Data entries |

○ ○ ○ ○ ○

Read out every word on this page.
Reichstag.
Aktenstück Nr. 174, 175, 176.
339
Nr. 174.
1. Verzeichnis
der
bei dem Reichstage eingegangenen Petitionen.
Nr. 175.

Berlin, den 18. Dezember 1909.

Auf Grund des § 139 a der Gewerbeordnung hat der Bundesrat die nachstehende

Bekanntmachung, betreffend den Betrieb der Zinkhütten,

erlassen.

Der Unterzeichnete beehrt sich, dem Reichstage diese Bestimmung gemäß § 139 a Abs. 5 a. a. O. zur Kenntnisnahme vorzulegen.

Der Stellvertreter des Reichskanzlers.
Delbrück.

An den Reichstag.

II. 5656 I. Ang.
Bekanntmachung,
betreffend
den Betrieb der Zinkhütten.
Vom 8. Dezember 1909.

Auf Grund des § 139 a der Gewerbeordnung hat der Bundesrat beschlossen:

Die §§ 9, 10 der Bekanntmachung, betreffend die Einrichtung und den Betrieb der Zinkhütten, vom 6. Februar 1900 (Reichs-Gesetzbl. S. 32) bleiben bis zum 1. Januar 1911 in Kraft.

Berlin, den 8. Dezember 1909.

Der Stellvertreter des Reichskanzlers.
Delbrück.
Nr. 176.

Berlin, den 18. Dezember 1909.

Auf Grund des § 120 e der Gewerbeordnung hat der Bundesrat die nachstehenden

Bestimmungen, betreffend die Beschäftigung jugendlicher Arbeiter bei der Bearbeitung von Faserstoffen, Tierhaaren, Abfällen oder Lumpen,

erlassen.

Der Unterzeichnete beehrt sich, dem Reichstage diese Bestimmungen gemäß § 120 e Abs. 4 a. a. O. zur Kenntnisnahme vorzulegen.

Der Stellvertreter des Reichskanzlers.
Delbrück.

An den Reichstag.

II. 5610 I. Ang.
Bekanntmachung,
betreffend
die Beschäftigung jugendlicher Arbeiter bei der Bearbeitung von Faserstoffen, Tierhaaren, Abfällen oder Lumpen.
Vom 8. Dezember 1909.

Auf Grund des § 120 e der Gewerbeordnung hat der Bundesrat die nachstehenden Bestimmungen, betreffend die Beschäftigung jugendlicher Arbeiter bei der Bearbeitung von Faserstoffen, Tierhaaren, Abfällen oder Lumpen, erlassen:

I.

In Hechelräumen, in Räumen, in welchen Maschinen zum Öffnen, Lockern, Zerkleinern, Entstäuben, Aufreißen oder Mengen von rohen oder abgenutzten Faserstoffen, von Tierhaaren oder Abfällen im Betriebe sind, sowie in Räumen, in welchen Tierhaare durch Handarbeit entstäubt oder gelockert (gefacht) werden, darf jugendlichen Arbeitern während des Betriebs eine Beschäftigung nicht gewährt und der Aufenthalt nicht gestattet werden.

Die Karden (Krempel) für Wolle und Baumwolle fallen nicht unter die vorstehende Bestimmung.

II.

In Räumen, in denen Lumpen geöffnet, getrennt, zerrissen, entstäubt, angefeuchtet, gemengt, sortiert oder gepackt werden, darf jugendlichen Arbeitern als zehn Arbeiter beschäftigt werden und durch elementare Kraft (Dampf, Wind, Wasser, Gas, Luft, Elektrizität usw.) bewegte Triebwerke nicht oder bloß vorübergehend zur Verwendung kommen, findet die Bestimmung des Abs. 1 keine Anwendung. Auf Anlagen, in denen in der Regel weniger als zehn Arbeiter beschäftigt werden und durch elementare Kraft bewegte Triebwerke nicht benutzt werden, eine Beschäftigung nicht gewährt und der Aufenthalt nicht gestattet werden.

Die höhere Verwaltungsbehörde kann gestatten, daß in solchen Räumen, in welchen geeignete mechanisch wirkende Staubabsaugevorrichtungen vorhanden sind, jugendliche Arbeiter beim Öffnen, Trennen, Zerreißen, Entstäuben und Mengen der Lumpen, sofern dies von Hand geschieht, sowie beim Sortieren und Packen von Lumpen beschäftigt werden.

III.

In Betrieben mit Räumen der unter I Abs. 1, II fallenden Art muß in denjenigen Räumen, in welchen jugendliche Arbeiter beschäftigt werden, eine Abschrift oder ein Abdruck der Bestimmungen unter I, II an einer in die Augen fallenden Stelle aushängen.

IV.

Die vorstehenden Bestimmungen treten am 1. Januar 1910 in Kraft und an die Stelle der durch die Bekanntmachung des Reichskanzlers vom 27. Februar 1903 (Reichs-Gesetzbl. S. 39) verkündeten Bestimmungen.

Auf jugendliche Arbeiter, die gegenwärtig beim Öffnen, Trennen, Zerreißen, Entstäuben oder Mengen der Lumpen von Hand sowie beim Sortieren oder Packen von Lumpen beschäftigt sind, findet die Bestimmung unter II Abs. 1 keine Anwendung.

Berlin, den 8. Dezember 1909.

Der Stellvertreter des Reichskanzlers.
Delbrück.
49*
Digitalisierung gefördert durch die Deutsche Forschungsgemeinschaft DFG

○ ○ ○ ○ ○

Goal |
Each line in the material above must be retyped without alteration.

Output for this exercise |
Read out every word on this page.
Reichstag.
Aktenstück Nr. 174, 175, 176.
339
Nr. 174.
1. Verzeichnis
der
bei dem Reichstage eingegangenen Petitionen.
Nr. 175.

Berlin, den 18. Dezember 1909.

Auf Grund des § 139 a der Gewerbeordnung hat der Bundesrat die nachstehende

Bekanntmachung, betreffend den Betrieb der Zinkhütten,

erlassen.

Der Unterzeichnete beehrt sich, dem Reichstage diese Bestimmung gemäß § 139 a Abs. 5 a. a. O. zur Kenntnisnahme vorzulegen.

Der Stellvertreter des Reichskanzlers.
Delbrück.

An den Reichstag.

II. 5656 I. Ang.
Bekanntmachung,
betreffend
den Betrieb der Zinkhütten.
Vom 8. Dezember 1909.

Auf Grund des § 139 a der Gewerbeordnung hat der Bundesrat beschlossen:

Die §§ 9, 10 der Bekanntmachung, betreffend die Einrichtung und den Betrieb der Zinkhütten, vom 6. Februar 1900 (Reichs-Gesetzbl. S. 32) bleiben bis zum 1. Januar 1911 in Kraft.

Berlin, den 8. Dezember 1909.

Der Stellvertreter des Reichskanzlers.
Delbrück.
Nr. 176.

Berlin, den 18. Dezember 1909.

Auf Grund des § 120 e der Gewerbeordnung hat der Bundesrat die nachstehenden

Bestimmungen, betreffend die Beschäftigung jugendlicher Arbeiter bei der Bearbeitung von Faserstoffen, Tierhaaren, Abfällen oder Lumpen,

erlassen.

Der Unterzeichnete beehrt sich, dem Reichstage diese Bestimmungen gemäß § 120 e Abs. 4 a. a. O. zur Kenntnisnahme vorzulegen.

Der Stellvertreter des Reichskanzlers.
Delbrück.

An den Reichstag.

II. 5610 I. Ang.
Bekanntmachung,
betreffend
die Beschäftigung jugendlicher Arbeiter bei der Bearbeitung von Faserstoffen, Tierhaaren, Abfällen oder Lumpen.
Vom 8. Dezember 1909.

Auf Grund des § 120 e der Gewerbeordnung hat der Bundesrat die nachstehenden Bestimmungen, betreffend die Beschäftigung jugendlicher Arbeiter bei der Bearbeitung von Faserstoffen, Tierhaaren, Abfällen oder Lumpen, erlassen:

I.

In Hechelräumen, in Räumen, in welchen Maschinen zum Öffnen, Lockern, Zerkleinern, Entstäuben, Aufreißen oder Mengen von rohen oder abgenutzten Faserstoffen, von Tierhaaren oder Abfällen im Betriebe sind, sowie in Räumen, in welchen Tierhaare durch Handarbeit entstäubt oder gelockert (gefacht) werden, darf jugendlichen Arbeitern während des Betriebs eine Beschäftigung nicht gewährt und der Aufenthalt nicht gestattet werden.

Die Karden (Krempel) für Wolle und Baumwolle fallen nicht unter die vorstehende Bestimmung.

II.

In Räumen, in denen Lumpen geöffnet, getrennt, zerrissen, entstäubt, angefeuchtet, gemengt, sortiert oder gepackt werden, darf jugendlichen Arbeitern als zehn Arbeiter beschäftigt werden und durch elementare Kraft (Dampf, Wind, Wasser, Gas, Luft, Elektrizität usw.) bewegte Triebwerke nicht oder bloß vorübergehend zur Verwendung kommen, findet die Bestimmung des Abs. 1 keine Anwendung. Auf Anlagen, in denen in der Regel weniger als zehn Arbeiter beschäftigt werden und durch elementare Kraft bewegte Triebwerke nicht benutzt werden, eine Beschäftigung nicht gewährt und der Aufenthalt nicht gestattet werden.

Die höhere Verwaltungsbehörde kann gestatten, daß in solchen Räumen, in welchen geeignete mechanisch wirkende Staubabsaugevorrichtungen vorhanden sind, jugendliche Arbeiter beim Öffnen, Trennen, Zerreißen, Entstäuben und Mengen der Lumpen, sofern dies von Hand geschieht, sowie beim Sortieren und Packen von Lumpen beschäftigt werden.

III.

In Betrieben mit Räumen der unter I Abs. 1, II fallenden Art muß in denjenigen Räumen, in welchen jugendliche Arbeiter beschäftigt werden, eine Abschrift oder ein Abdruck der Bestimmungen unter I, II an einer in die Augen fallenden Stelle aushängen.

IV.

Die vorstehenden Bestimmungen treten am 1. Januar 1910 in Kraft und an die Stelle der durch die Bekanntmachung des Reichskanzlers vom 27. Februar 1903 (Reichs-Gesetzbl. S. 39) verkündeten Bestimmungen.

Auf jugendliche Arbeiter, die gegenwärtig beim Öffnen, Trennen, Zerreißen, Entstäuben oder Mengen der Lumpen von Hand sowie beim Sortieren oder Packen von Lumpen beschäftigt sind, findet die Bestimmung unter II Abs. 1 keine Anwendung.

Berlin, den 8. Dezember 1909.

Der Stellvertreter des Reichskanzlers.
Delbrück.
49*
Digitalisierung gefördert durch die Deutsche Forschungsgemeinschaft DFG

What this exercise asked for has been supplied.